Go through the material below and copy all lines with "training".

◆ Material provided ◆
* Start *
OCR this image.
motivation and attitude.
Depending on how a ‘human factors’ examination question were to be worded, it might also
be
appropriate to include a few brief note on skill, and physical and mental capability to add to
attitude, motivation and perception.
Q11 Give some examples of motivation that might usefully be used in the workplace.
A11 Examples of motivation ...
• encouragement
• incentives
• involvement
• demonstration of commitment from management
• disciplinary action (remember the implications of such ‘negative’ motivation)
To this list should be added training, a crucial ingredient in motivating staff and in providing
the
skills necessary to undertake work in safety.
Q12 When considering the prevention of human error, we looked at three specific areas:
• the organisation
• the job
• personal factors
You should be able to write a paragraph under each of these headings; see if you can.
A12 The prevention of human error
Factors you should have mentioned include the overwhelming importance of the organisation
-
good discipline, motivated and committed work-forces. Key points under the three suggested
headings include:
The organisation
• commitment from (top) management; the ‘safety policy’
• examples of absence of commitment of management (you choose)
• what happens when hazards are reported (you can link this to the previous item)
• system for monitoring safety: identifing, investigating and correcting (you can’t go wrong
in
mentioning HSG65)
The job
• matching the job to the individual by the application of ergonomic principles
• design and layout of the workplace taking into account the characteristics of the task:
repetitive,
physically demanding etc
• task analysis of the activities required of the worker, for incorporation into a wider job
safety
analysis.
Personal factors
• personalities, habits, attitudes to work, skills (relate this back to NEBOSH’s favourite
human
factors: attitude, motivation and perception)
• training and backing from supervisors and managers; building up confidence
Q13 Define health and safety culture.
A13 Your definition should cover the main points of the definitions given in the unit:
* End *
◆ Response ◆
To this list should be added training, a crucial ingredient in motivating staff and in providing
• training and backing from supervisors and managers; building up confidence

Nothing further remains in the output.